▶ [Job] Reproduce the material word for word, from its first line through the line containing "grid-line (72, 240, 96, 369)", with both of those lines included.

▶ [Extracted records]
[start]
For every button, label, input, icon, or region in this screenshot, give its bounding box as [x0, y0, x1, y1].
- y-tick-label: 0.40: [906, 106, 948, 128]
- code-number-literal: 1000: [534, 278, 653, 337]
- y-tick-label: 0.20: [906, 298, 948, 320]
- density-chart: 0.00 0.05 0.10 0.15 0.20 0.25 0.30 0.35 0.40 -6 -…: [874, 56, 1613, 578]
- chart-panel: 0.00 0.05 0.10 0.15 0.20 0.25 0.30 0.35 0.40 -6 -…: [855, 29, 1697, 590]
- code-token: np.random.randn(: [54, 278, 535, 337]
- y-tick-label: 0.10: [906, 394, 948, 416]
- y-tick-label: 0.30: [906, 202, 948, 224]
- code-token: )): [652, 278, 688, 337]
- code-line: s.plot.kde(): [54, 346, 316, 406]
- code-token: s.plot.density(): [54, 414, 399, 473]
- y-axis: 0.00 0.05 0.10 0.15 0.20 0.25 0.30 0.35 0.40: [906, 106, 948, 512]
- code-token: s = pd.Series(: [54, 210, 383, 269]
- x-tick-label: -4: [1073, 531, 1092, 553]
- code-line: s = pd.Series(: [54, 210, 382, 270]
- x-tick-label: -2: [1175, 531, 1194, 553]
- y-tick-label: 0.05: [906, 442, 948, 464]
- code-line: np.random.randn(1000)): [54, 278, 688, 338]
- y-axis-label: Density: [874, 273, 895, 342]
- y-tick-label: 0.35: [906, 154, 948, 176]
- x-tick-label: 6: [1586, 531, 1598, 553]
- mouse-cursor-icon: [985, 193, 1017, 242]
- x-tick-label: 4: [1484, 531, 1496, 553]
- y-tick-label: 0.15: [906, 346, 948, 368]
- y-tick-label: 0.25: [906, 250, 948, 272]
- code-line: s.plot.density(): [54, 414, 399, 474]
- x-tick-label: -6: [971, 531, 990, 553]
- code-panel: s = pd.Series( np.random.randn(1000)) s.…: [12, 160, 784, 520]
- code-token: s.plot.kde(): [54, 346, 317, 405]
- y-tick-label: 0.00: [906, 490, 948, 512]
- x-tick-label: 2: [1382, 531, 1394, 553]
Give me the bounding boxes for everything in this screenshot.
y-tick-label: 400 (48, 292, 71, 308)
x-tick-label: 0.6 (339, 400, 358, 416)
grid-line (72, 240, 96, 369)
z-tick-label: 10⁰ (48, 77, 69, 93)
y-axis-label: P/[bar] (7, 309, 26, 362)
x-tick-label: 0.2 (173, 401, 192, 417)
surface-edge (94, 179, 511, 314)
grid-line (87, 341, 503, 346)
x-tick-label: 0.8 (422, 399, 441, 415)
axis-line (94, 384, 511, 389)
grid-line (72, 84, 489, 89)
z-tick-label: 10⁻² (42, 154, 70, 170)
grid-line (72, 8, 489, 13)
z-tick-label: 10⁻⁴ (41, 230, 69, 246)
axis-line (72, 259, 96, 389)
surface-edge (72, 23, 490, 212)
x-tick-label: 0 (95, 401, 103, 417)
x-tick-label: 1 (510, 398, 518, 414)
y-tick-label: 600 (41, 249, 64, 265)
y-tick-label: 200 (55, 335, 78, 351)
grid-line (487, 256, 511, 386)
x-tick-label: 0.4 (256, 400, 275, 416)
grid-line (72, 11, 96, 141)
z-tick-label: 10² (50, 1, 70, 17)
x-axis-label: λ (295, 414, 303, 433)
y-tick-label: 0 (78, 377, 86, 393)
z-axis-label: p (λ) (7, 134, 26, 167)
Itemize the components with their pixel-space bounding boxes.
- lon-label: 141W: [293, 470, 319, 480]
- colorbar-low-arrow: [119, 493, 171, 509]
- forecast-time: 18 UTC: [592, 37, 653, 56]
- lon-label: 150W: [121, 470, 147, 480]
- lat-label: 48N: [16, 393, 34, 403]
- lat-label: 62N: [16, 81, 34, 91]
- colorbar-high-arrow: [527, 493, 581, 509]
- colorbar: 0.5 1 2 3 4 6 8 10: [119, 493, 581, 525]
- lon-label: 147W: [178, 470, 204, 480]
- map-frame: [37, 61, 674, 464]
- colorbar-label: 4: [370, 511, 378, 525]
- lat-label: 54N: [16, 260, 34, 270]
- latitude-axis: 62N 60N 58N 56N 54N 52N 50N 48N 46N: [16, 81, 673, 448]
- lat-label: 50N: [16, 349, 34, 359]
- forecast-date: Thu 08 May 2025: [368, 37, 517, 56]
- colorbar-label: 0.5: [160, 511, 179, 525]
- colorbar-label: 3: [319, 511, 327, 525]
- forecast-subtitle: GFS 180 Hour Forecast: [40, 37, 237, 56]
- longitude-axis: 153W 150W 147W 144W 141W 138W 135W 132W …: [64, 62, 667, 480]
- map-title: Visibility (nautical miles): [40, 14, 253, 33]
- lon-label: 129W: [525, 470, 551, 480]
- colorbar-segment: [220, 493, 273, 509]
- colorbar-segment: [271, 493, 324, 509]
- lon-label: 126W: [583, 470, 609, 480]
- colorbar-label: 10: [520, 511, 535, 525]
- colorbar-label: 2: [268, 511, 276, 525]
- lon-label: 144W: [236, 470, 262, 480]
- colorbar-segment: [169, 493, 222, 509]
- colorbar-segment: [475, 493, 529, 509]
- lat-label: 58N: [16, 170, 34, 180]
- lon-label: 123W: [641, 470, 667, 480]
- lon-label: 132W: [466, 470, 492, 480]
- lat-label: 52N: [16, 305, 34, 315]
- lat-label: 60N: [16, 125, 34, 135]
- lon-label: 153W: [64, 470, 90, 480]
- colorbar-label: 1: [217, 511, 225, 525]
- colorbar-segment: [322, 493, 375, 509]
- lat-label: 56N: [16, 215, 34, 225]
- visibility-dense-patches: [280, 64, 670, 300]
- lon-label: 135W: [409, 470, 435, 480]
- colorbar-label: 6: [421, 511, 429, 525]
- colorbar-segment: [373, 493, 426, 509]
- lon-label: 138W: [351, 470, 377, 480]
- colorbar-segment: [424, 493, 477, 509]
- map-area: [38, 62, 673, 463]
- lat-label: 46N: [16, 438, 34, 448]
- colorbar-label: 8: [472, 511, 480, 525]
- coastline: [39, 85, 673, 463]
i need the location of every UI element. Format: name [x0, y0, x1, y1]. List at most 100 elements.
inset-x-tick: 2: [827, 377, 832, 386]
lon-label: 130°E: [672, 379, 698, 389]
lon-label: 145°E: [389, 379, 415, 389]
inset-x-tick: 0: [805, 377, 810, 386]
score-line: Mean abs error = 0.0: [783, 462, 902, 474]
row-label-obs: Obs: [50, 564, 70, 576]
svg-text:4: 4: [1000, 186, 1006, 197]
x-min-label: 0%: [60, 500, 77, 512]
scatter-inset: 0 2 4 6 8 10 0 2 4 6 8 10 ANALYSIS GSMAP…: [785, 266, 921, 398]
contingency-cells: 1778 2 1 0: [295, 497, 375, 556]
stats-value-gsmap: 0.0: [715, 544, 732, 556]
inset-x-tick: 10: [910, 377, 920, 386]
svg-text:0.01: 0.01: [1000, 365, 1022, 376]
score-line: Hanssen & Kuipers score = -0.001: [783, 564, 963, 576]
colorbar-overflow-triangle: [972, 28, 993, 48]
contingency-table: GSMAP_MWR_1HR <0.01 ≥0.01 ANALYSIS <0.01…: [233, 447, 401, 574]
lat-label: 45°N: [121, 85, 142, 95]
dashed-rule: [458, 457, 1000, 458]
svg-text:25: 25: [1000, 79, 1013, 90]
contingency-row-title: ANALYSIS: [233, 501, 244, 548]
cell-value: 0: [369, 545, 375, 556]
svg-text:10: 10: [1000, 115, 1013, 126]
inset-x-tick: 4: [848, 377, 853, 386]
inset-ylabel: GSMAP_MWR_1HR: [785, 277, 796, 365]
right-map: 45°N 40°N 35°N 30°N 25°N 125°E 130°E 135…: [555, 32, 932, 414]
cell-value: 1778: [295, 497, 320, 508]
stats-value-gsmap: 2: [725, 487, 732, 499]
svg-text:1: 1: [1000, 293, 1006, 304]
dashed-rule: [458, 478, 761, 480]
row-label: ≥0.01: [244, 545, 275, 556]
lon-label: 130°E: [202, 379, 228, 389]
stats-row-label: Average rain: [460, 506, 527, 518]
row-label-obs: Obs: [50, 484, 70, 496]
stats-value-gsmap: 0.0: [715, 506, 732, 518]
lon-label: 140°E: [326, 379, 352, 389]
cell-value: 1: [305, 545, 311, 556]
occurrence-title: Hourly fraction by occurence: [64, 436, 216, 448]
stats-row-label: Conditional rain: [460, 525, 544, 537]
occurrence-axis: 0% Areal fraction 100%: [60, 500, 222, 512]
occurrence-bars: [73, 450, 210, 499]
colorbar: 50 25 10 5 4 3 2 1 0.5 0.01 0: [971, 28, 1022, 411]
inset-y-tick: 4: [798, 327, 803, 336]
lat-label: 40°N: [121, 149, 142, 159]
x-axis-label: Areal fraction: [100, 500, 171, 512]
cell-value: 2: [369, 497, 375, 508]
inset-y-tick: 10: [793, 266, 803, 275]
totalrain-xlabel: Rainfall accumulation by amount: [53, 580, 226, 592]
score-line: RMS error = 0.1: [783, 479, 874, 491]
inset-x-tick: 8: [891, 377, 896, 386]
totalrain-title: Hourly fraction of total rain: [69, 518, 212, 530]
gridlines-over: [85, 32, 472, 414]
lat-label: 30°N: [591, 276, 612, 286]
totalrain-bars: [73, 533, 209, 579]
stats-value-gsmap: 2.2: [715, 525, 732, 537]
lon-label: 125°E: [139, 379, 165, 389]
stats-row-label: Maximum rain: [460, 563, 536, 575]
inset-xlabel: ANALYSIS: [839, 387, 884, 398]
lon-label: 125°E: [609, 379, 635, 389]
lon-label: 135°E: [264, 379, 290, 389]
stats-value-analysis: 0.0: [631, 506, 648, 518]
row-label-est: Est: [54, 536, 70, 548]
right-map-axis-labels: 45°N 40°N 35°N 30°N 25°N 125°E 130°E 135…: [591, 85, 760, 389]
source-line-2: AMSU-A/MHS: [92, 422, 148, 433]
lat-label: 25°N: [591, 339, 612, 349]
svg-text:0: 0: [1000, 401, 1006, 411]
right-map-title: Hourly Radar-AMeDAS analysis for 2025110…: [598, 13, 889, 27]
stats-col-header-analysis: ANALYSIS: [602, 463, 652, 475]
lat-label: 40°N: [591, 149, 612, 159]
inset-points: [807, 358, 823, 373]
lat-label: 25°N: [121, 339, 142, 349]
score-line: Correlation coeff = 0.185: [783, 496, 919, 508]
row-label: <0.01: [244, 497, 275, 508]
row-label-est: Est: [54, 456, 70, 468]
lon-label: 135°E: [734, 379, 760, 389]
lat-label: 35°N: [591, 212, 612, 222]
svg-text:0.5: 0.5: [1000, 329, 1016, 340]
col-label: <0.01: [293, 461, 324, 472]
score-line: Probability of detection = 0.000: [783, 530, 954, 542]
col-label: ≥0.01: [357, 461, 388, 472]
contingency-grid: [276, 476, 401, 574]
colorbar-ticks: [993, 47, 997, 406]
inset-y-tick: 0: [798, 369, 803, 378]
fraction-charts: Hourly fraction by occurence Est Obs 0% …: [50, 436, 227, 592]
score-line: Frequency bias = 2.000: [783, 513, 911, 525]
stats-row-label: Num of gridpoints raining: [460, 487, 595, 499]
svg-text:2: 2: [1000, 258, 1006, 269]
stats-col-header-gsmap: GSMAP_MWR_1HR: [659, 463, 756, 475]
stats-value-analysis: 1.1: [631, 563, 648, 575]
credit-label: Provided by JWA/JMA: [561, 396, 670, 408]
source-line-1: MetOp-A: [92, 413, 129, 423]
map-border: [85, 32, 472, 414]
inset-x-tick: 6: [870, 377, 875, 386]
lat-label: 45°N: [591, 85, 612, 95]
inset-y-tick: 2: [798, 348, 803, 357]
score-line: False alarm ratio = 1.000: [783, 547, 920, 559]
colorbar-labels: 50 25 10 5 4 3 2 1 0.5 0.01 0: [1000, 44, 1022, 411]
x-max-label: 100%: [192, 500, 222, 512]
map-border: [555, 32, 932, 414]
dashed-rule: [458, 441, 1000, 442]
[end]
▶ [Exercise answer]
For every button, label, input, icon, or region in this screenshot, give its bounding box as [x0, y0, x1, y1].
- y-tick-label: 0.40: [906, 106, 948, 128]
- code-number-literal: 1000: [534, 278, 653, 337]
- y-tick-label: 0.20: [906, 298, 948, 320]
- density-chart: 0.00 0.05 0.10 0.15 0.20 0.25 0.30 0.35 0.40 -6 -…: [874, 56, 1613, 578]
- chart-panel: 0.00 0.05 0.10 0.15 0.20 0.25 0.30 0.35 0.40 -6 -…: [855, 29, 1697, 590]
- code-token: np.random.randn(: [54, 278, 535, 337]
- y-tick-label: 0.10: [906, 394, 948, 416]
- y-tick-label: 0.30: [906, 202, 948, 224]
- code-token: )): [652, 278, 688, 337]
- code-line: s.plot.kde(): [54, 346, 316, 406]
- code-token: s.plot.density(): [54, 414, 399, 473]
- y-axis: 0.00 0.05 0.10 0.15 0.20 0.25 0.30 0.35 0.40: [906, 106, 948, 512]
- code-token: s = pd.Series(: [54, 210, 383, 269]
- x-tick-label: -4: [1073, 531, 1092, 553]
- code-line: s = pd.Series(: [54, 210, 382, 270]
- x-tick-label: -2: [1175, 531, 1194, 553]
- y-tick-label: 0.05: [906, 442, 948, 464]
- code-line: np.random.randn(1000)): [54, 278, 688, 338]
- y-axis-label: Density: [874, 273, 895, 342]
- y-tick-label: 0.35: [906, 154, 948, 176]
- x-tick-label: 6: [1586, 531, 1598, 553]
- mouse-cursor-icon: [985, 193, 1017, 242]
- x-tick-label: 4: [1484, 531, 1496, 553]
- y-tick-label: 0.15: [906, 346, 948, 368]
- y-tick-label: 0.25: [906, 250, 948, 272]
- code-line: s.plot.density(): [54, 414, 399, 474]
- x-tick-label: -6: [971, 531, 990, 553]
- code-panel: s = pd.Series( np.random.randn(1000)) s.…: [12, 160, 784, 520]
- code-token: s.plot.kde(): [54, 346, 317, 405]
- y-tick-label: 0.00: [906, 490, 948, 512]
- x-tick-label: 2: [1382, 531, 1394, 553]
Give me the bounding boxes for everything in this screenshot.
y-tick-label: 400 (48, 292, 71, 308)
x-tick-label: 0.6 (339, 400, 358, 416)
grid-line (72, 240, 96, 369)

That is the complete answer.